▶ The problem
What follows is a set of records; repeat all of them exactly.

▶ Record extracts
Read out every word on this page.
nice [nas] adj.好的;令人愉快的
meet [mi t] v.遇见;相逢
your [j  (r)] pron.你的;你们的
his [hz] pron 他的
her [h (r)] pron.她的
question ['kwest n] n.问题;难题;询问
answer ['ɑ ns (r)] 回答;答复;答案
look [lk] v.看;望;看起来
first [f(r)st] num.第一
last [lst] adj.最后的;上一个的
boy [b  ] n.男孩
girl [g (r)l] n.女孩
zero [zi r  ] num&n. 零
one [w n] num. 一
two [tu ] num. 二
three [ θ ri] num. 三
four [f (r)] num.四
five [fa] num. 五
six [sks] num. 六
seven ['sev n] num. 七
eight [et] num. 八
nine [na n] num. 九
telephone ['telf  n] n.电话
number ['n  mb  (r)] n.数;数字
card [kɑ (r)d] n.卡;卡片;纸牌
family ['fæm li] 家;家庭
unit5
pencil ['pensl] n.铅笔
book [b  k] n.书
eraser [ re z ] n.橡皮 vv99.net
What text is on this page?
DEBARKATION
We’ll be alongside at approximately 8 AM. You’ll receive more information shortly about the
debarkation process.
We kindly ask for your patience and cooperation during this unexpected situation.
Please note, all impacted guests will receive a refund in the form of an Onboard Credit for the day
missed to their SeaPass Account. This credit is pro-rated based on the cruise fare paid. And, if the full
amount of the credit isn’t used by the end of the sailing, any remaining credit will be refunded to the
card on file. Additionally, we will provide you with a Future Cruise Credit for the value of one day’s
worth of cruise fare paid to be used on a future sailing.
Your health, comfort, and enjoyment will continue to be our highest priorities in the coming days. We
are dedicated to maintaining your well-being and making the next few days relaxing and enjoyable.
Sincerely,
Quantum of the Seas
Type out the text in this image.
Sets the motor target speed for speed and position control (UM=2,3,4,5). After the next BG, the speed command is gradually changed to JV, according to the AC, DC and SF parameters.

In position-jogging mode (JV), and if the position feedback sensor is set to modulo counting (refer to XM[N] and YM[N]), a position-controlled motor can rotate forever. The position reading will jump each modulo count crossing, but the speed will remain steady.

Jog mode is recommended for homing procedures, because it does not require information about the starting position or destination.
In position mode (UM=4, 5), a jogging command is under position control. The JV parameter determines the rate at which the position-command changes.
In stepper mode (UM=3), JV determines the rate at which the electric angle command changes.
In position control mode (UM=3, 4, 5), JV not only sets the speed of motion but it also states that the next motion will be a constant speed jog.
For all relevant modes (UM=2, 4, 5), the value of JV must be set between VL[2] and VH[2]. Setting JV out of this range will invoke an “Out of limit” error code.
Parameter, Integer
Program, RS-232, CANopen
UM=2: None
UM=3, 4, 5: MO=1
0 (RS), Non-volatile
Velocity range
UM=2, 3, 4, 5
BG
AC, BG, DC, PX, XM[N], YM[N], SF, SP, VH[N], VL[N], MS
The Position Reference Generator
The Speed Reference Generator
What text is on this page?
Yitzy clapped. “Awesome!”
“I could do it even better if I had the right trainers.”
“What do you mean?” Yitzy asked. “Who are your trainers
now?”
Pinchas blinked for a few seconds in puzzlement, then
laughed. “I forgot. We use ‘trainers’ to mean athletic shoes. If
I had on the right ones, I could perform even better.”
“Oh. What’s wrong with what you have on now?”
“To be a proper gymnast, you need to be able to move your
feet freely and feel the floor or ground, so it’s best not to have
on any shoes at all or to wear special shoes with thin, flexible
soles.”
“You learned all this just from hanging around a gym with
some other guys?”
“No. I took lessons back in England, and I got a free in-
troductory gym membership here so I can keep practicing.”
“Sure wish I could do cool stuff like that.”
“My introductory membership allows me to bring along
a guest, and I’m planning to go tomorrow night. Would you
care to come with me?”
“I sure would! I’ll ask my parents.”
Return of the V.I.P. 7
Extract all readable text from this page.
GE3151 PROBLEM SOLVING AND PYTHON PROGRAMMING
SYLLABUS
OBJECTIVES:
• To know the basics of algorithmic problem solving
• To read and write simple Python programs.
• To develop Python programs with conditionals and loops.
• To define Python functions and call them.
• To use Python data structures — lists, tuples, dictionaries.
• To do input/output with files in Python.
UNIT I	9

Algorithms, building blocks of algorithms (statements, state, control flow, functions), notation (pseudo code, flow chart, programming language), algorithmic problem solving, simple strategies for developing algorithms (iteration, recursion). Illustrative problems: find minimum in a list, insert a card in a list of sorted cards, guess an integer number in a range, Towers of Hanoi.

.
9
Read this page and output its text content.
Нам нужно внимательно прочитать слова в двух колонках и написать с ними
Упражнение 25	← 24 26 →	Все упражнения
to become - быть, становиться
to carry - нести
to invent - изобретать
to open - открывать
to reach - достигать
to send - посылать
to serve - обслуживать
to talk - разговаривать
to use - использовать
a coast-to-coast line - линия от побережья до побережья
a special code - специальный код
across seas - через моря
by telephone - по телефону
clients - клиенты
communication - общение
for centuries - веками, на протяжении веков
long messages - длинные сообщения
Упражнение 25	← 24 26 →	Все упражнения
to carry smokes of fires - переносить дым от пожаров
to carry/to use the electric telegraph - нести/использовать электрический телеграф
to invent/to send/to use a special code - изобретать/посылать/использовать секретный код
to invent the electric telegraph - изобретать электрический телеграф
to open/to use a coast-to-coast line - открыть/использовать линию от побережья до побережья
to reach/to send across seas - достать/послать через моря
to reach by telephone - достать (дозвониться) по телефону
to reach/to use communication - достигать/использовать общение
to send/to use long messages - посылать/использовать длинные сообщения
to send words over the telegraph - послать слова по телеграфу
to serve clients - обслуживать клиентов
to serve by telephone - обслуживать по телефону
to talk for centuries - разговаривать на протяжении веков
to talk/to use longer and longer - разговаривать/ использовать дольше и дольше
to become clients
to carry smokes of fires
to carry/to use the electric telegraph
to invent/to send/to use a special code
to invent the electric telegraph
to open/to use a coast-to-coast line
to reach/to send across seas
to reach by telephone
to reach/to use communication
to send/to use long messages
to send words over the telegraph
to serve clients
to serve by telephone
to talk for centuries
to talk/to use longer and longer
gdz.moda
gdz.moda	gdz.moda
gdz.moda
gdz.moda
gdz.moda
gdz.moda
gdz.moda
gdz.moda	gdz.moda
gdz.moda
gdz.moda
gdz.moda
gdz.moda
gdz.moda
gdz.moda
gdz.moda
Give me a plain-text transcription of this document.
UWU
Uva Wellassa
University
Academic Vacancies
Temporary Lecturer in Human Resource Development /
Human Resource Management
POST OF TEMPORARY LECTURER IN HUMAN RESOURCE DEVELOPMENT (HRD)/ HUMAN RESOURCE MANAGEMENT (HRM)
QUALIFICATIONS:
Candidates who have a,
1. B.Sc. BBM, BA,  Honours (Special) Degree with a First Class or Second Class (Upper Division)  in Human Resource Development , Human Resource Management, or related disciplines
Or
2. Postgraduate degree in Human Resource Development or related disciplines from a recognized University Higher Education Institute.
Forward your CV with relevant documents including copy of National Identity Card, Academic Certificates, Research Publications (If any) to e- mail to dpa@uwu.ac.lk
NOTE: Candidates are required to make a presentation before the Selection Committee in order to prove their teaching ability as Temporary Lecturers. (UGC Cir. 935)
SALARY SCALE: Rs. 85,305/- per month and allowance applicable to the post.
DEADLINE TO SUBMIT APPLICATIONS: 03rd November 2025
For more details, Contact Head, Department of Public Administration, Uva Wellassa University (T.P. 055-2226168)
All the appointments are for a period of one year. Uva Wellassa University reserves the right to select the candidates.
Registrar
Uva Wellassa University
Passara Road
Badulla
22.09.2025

▶ Written response
Read out every word on this page.
nice [nas] adj.好的;令人愉快的
meet [mi t] v.遇见;相逢
your [j  (r)] pron.你的;你们的
his [hz] pron 他的
her [h (r)] pron.她的
question ['kwest n] n.问题;难题;询问
answer ['ɑ ns (r)] 回答;答复;答案
look [lk] v.看;望;看起来
first [f(r)st] num.第一
last [lst] adj.最后的;上一个的
boy [b  ] n.男孩
girl [g (r)l] n.女孩
zero [zi r  ] num&n. 零
one [w n] num. 一
two [tu ] num. 二
three [ θ ri] num. 三
four [f (r)] num.四
five [fa] num. 五
six [sks] num. 六
seven ['sev n] num. 七
eight [et] num. 八
nine [na n] num. 九
telephone ['telf  n] n.电话
number ['n  mb  (r)] n.数;数字
card [kɑ (r)d] n.卡;卡片;纸牌
family ['fæm li] 家;家庭
unit5
pencil ['pensl] n.铅笔
book [b  k] n.书
eraser [ re z ] n.橡皮 vv99.net
What text is on this page?
DEBARKATION
We’ll be alongside at approximately 8 AM. You’ll receive more information shortly about the
debarkation process.
We kindly ask for your patience and cooperation during this unexpected situation.
Please note, all impacted guests will receive a refund in the form of an Onboard Credit for the day
missed to their SeaPass Account. This credit is pro-rated based on the cruise fare paid. And, if the full
amount of the credit isn’t used by the end of the sailing, any remaining credit will be refunded to the
card on file. Additionally, we will provide you with a Future Cruise Credit for the value of one day’s
worth of cruise fare paid to be used on a future sailing.
Your health, comfort, and enjoyment will continue to be our highest priorities in the coming days. We
are dedicated to maintaining your well-being and making the next few days relaxing and enjoyable.
Sincerely,
Quantum of the Seas
Type out the text in this image.
Sets the motor target speed for speed and position control (UM=2,3,4,5). After the next BG, the speed command is gradually changed to JV, according to the AC, DC and SF parameters.

In position-jogging mode (JV), and if the position feedback sensor is set to modulo counting (refer to XM[N] and YM[N]), a position-controlled motor can rotate forever. The position reading will jump each modulo count crossing, but the speed will remain steady.

Jog mode is recommended for homing procedures, because it does not require information about the starting position or destination.
In position mode (UM=4, 5), a jogging command is under position control. The JV parameter determines the rate at which the position-command changes.
In stepper mode (UM=3), JV determines the rate at which the electric angle command changes.
In position control mode (UM=3, 4, 5), JV not only sets the speed of motion but it also states that the next motion will be a constant speed jog.
For all relevant modes (UM=2, 4, 5), the value of JV must be set between VL[2] and VH[2]. Setting JV out of this range will invoke an “Out of limit” error code.
Parameter, Integer
Program, RS-232, CANopen
UM=2: None
UM=3, 4, 5: MO=1
0 (RS), Non-volatile
Velocity range
UM=2, 3, 4, 5
BG
AC, BG, DC, PX, XM[N], YM[N], SF, SP, VH[N], VL[N], MS
The Position Reference Generator
The Speed Reference Generator
What text is on this page?
Yitzy clapped. “Awesome!”
“I could do it even better if I had the right trainers.”
“What do you mean?” Yitzy asked. “Who are your trainers
now?”
Pinchas blinked for a few seconds in puzzlement, then
laughed. “I forgot. We use ‘trainers’ to mean athletic shoes. If
I had on the right ones, I could perform even better.”
“Oh. What’s wrong with what you have on now?”
“To be a proper gymnast, you need to be able to move your
feet freely and feel the floor or ground, so it’s best not to have
on any shoes at all or to wear special shoes with thin, flexible
soles.”
“You learned all this just from hanging around a gym with
some other guys?”
“No. I took lessons back in England, and I got a free in-
troductory gym membership here so I can keep practicing.”
“Sure wish I could do cool stuff like that.”
“My introductory membership allows me to bring along
a guest, and I’m planning to go tomorrow night. Would you
care to come with me?”
“I sure would! I’ll ask my parents.”
Return of the V.I.P. 7
Extract all readable text from this page.
GE3151 PROBLEM SOLVING AND PYTHON PROGRAMMING
SYLLABUS
OBJECTIVES:
• To know the basics of algorithmic problem solving
• To read and write simple Python programs.
• To develop Python programs with conditionals and loops.
• To define Python functions and call them.
• To use Python data structures — lists, tuples, dictionaries.
• To do input/output with files in Python.
UNIT I	9

Algorithms, building blocks of algorithms (statements, state, control flow, functions), notation (pseudo code, flow chart, programming language), algorithmic problem solving, simple strategies for developing algorithms (iteration, recursion). Illustrative problems: find minimum in a list, insert a card in a list of sorted cards, guess an integer number in a range, Towers of Hanoi.

.
9
Read this page and output its text content.
Нам нужно внимательно прочитать слова в двух колонках и написать с ними
Упражнение 25	← 24 26 →	Все упражнения
to become - быть, становиться
to carry - нести
to invent - изобретать
to open - открывать
to reach - достигать
to send - посылать
to serve - обслуживать
to talk - разговаривать
to use - использовать
a coast-to-coast line - линия от побережья до побережья
a special code - специальный код
across seas - через моря
by telephone - по телефону
clients - клиенты
communication - общение
for centuries - веками, на протяжении веков
long messages - длинные сообщения
Упражнение 25	← 24 26 →	Все упражнения
to carry smokes of fires - переносить дым от пожаров
to carry/to use the electric telegraph - нести/использовать электрический телеграф
to invent/to send/to use a special code - изобретать/посылать/использовать секретный код
to invent the electric telegraph - изобретать электрический телеграф
to open/to use a coast-to-coast line - открыть/использовать линию от побережья до побережья
to reach/to send across seas - достать/послать через моря
to reach by telephone - достать (дозвониться) по телефону
to reach/to use communication - достигать/использовать общение
to send/to use long messages - посылать/использовать длинные сообщения
to send words over the telegraph - послать слова по телеграфу
to serve clients - обслуживать клиентов
to serve by telephone - обслуживать по телефону
to talk for centuries - разговаривать на протяжении веков
to talk/to use longer and longer - разговаривать/ использовать дольше и дольше
to become clients
to carry smokes of fires
to carry/to use the electric telegraph
to invent/to send/to use a special code
to invent the electric telegraph
to open/to use a coast-to-coast line
to reach/to send across seas
to reach by telephone
to reach/to use communication
to send/to use long messages
to send words over the telegraph
to serve clients
to serve by telephone
to talk for centuries
to talk/to use longer and longer
gdz.moda
gdz.moda	gdz.moda
gdz.moda
gdz.moda
gdz.moda
gdz.moda
gdz.moda
gdz.moda	gdz.moda
gdz.moda
gdz.moda
gdz.moda
gdz.moda
gdz.moda
gdz.moda
gdz.moda
Give me a plain-text transcription of this document.
UWU
Uva Wellassa
University
Academic Vacancies
Temporary Lecturer in Human Resource Development /
Human Resource Management
POST OF TEMPORARY LECTURER IN HUMAN RESOURCE DEVELOPMENT (HRD)/ HUMAN RESOURCE MANAGEMENT (HRM)
QUALIFICATIONS:
Candidates who have a,
1. B.Sc. BBM, BA,  Honours (Special) Degree with a First Class or Second Class (Upper Division)  in Human Resource Development , Human Resource Management, or related disciplines
Or
2. Postgraduate degree in Human Resource Development or related disciplines from a recognized University Higher Education Institute.
Forward your CV with relevant documents including copy of National Identity Card, Academic Certificates, Research Publications (If any) to e- mail to dpa@uwu.ac.lk
NOTE: Candidates are required to make a presentation before the Selection Committee in order to prove their teaching ability as Temporary Lecturers. (UGC Cir. 935)
SALARY SCALE: Rs. 85,305/- per month and allowance applicable to the post.
DEADLINE TO SUBMIT APPLICATIONS: 03rd November 2025
For more details, Contact Head, Department of Public Administration, Uva Wellassa University (T.P. 055-2226168)
All the appointments are for a period of one year. Uva Wellassa University reserves the right to select the candidates.
Registrar
Uva Wellassa University
Passara Road
Badulla
22.09.2025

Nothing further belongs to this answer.